(Data listing)
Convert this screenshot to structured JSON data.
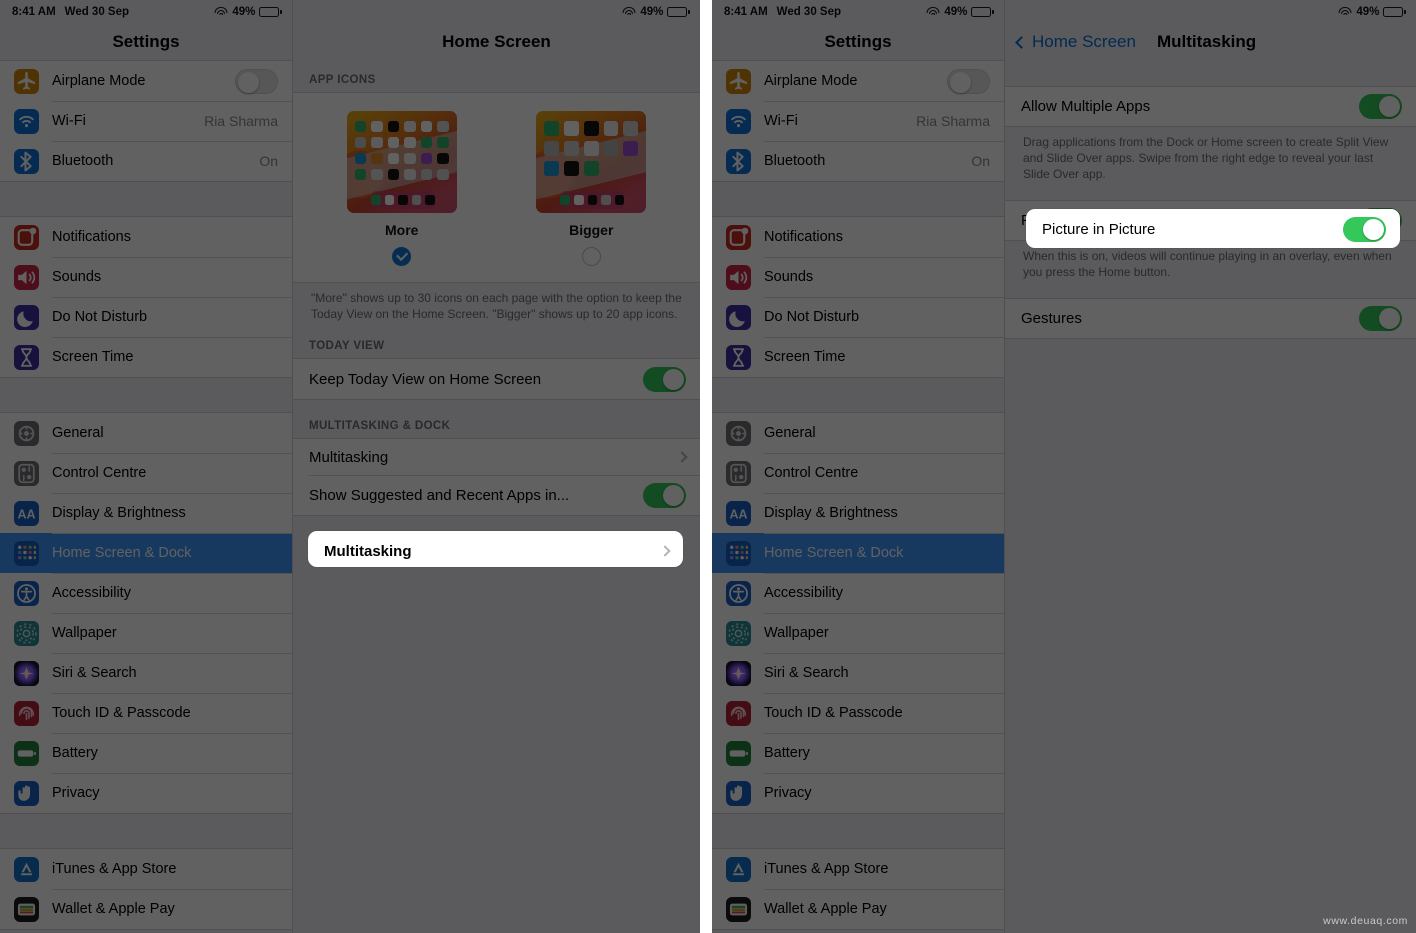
{
  "watermark": "www.deuaq.com",
  "status_bar": {
    "time": "8:41 AM",
    "date": "Wed 30 Sep",
    "battery": "49%",
    "wifi_icon": "wifi-icon",
    "battery_icon": "battery-icon"
  },
  "sidebar": {
    "title": "Settings",
    "groups": [
      {
        "items": [
          {
            "label": "Airplane Mode",
            "icon": "airplane-icon",
            "color": "#d3860f",
            "control": "toggle",
            "toggle": "off"
          },
          {
            "label": "Wi-Fi",
            "icon": "wifi-icon",
            "color": "#1071d8",
            "control": "value",
            "value": "Ria Sharma"
          },
          {
            "label": "Bluetooth",
            "icon": "bluetooth-icon",
            "color": "#1071d8",
            "control": "value",
            "value": "On"
          }
        ]
      },
      {
        "items": [
          {
            "label": "Notifications",
            "icon": "notifications-icon",
            "color": "#c62a21",
            "control": "none"
          },
          {
            "label": "Sounds",
            "icon": "sounds-icon",
            "color": "#cc2444",
            "control": "none"
          },
          {
            "label": "Do Not Disturb",
            "icon": "moon-icon",
            "color": "#3b2fa0",
            "control": "none"
          },
          {
            "label": "Screen Time",
            "icon": "hourglass-icon",
            "color": "#3b2fa0",
            "control": "none"
          }
        ]
      },
      {
        "items": [
          {
            "label": "General",
            "icon": "gear-icon",
            "color": "#6f6f74",
            "control": "none"
          },
          {
            "label": "Control Centre",
            "icon": "control-centre-icon",
            "color": "#6f6f74",
            "control": "none"
          },
          {
            "label": "Display & Brightness",
            "icon": "display-brightness-icon",
            "color": "#1a5fc4",
            "control": "none"
          },
          {
            "label": "Home Screen & Dock",
            "icon": "home-screen-dock-icon",
            "color": "#1a5fc4",
            "control": "none",
            "selected": true
          },
          {
            "label": "Accessibility",
            "icon": "accessibility-icon",
            "color": "#1a5fc4",
            "control": "none"
          },
          {
            "label": "Wallpaper",
            "icon": "wallpaper-icon",
            "color": "#2b8c93",
            "control": "none"
          },
          {
            "label": "Siri & Search",
            "icon": "siri-icon",
            "color": "#2a1f3d",
            "control": "none"
          },
          {
            "label": "Touch ID & Passcode",
            "icon": "touch-id-icon",
            "color": "#b4243c",
            "control": "none"
          },
          {
            "label": "Battery",
            "icon": "battery-icon",
            "color": "#21823a",
            "control": "none"
          },
          {
            "label": "Privacy",
            "icon": "privacy-hand-icon",
            "color": "#1a5fc4",
            "control": "none"
          }
        ]
      },
      {
        "items": [
          {
            "label": "iTunes & App Store",
            "icon": "app-store-icon",
            "color": "#1271c8",
            "control": "none"
          },
          {
            "label": "Wallet & Apple Pay",
            "icon": "wallet-icon",
            "color": "#1d1d1f",
            "control": "none"
          }
        ]
      }
    ]
  },
  "home_screen_pane": {
    "title": "Home Screen",
    "app_icons_header": "APP ICONS",
    "choosers": [
      {
        "label": "More",
        "selected": true
      },
      {
        "label": "Bigger",
        "selected": false
      }
    ],
    "app_icons_note": "\"More\" shows up to 30 icons on each page with the option to keep the Today View on the Home Screen. \"Bigger\" shows up to 20 app icons.",
    "today_view_header": "TODAY VIEW",
    "today_view_row": {
      "label": "Keep Today View on Home Screen",
      "toggle": "on"
    },
    "multitasking_header": "MULTITASKING & DOCK",
    "multitasking_row": {
      "label": "Multitasking",
      "chevron": "chevron-right-icon",
      "highlighted": true
    },
    "suggested_row": {
      "label": "Show Suggested and Recent Apps in...",
      "toggle": "on"
    }
  },
  "multitasking_pane": {
    "back_label": "Home Screen",
    "back_icon": "chevron-left-icon",
    "title": "Multitasking",
    "rows": [
      {
        "label": "Allow Multiple Apps",
        "toggle": "on",
        "highlighted": false
      },
      {
        "label": "Picture in Picture",
        "toggle": "on",
        "highlighted": true
      },
      {
        "label": "Gestures",
        "toggle": "on",
        "highlighted": false
      }
    ],
    "note_allow_multiple": "Drag applications from the Dock or Home screen to create Split View and Slide Over apps. Swipe from the right edge to reveal your last Slide Over app.",
    "note_pip": "When this is on, videos will continue playing in an overlay, even when you press the Home button."
  },
  "colors": {
    "accent_blue": "#3f95f9",
    "toggle_green": "#34c759",
    "link_blue": "#0a6ed7"
  }
}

§ Given task
Retype everything in the material word for word, minus pictures.

§ Task response
Convert this screenshot to structured JSON data.
{
  "watermark": "www.deuaq.com",
  "status_bar": {
    "time": "8:41 AM",
    "date": "Wed 30 Sep",
    "battery": "49%",
    "wifi_icon": "wifi-icon",
    "battery_icon": "battery-icon"
  },
  "sidebar": {
    "title": "Settings",
    "groups": [
      {
        "items": [
          {
            "label": "Airplane Mode",
            "icon": "airplane-icon",
            "color": "#d3860f",
            "control": "toggle",
            "toggle": "off"
          },
          {
            "label": "Wi-Fi",
            "icon": "wifi-icon",
            "color": "#1071d8",
            "control": "value",
            "value": "Ria Sharma"
          },
          {
            "label": "Bluetooth",
            "icon": "bluetooth-icon",
            "color": "#1071d8",
            "control": "value",
            "value": "On"
          }
        ]
      },
      {
        "items": [
          {
            "label": "Notifications",
            "icon": "notifications-icon",
            "color": "#c62a21",
            "control": "none"
          },
          {
            "label": "Sounds",
            "icon": "sounds-icon",
            "color": "#cc2444",
            "control": "none"
          },
          {
            "label": "Do Not Disturb",
            "icon": "moon-icon",
            "color": "#3b2fa0",
            "control": "none"
          },
          {
            "label": "Screen Time",
            "icon": "hourglass-icon",
            "color": "#3b2fa0",
            "control": "none"
          }
        ]
      },
      {
        "items": [
          {
            "label": "General",
            "icon": "gear-icon",
            "color": "#6f6f74",
            "control": "none"
          },
          {
            "label": "Control Centre",
            "icon": "control-centre-icon",
            "color": "#6f6f74",
            "control": "none"
          },
          {
            "label": "Display & Brightness",
            "icon": "display-brightness-icon",
            "color": "#1a5fc4",
            "control": "none"
          },
          {
            "label": "Home Screen & Dock",
            "icon": "home-screen-dock-icon",
            "color": "#1a5fc4",
            "control": "none",
            "selected": true
          },
          {
            "label": "Accessibility",
            "icon": "accessibility-icon",
            "color": "#1a5fc4",
            "control": "none"
          },
          {
            "label": "Wallpaper",
            "icon": "wallpaper-icon",
            "color": "#2b8c93",
            "control": "none"
          },
          {
            "label": "Siri & Search",
            "icon": "siri-icon",
            "color": "#2a1f3d",
            "control": "none"
          },
          {
            "label": "Touch ID & Passcode",
            "icon": "touch-id-icon",
            "color": "#b4243c",
            "control": "none"
          },
          {
            "label": "Battery",
            "icon": "battery-icon",
            "color": "#21823a",
            "control": "none"
          },
          {
            "label": "Privacy",
            "icon": "privacy-hand-icon",
            "color": "#1a5fc4",
            "control": "none"
          }
        ]
      },
      {
        "items": [
          {
            "label": "iTunes & App Store",
            "icon": "app-store-icon",
            "color": "#1271c8",
            "control": "none"
          },
          {
            "label": "Wallet & Apple Pay",
            "icon": "wallet-icon",
            "color": "#1d1d1f",
            "control": "none"
          }
        ]
      }
    ]
  },
  "home_screen_pane": {
    "title": "Home Screen",
    "app_icons_header": "APP ICONS",
    "choosers": [
      {
        "label": "More",
        "selected": true
      },
      {
        "label": "Bigger",
        "selected": false
      }
    ],
    "app_icons_note": "\"More\" shows up to 30 icons on each page with the option to keep the Today View on the Home Screen. \"Bigger\" shows up to 20 app icons.",
    "today_view_header": "TODAY VIEW",
    "today_view_row": {
      "label": "Keep Today View on Home Screen",
      "toggle": "on"
    },
    "multitasking_header": "MULTITASKING & DOCK",
    "multitasking_row": {
      "label": "Multitasking",
      "chevron": "chevron-right-icon",
      "highlighted": true
    },
    "suggested_row": {
      "label": "Show Suggested and Recent Apps in...",
      "toggle": "on"
    }
  },
  "multitasking_pane": {
    "back_label": "Home Screen",
    "back_icon": "chevron-left-icon",
    "title": "Multitasking",
    "rows": [
      {
        "label": "Allow Multiple Apps",
        "toggle": "on",
        "highlighted": false
      },
      {
        "label": "Picture in Picture",
        "toggle": "on",
        "highlighted": true
      },
      {
        "label": "Gestures",
        "toggle": "on",
        "highlighted": false
      }
    ],
    "note_allow_multiple": "Drag applications from the Dock or Home screen to create Split View and Slide Over apps. Swipe from the right edge to reveal your last Slide Over app.",
    "note_pip": "When this is on, videos will continue playing in an overlay, even when you press the Home button."
  },
  "colors": {
    "accent_blue": "#3f95f9",
    "toggle_green": "#34c759",
    "link_blue": "#0a6ed7"
  }
}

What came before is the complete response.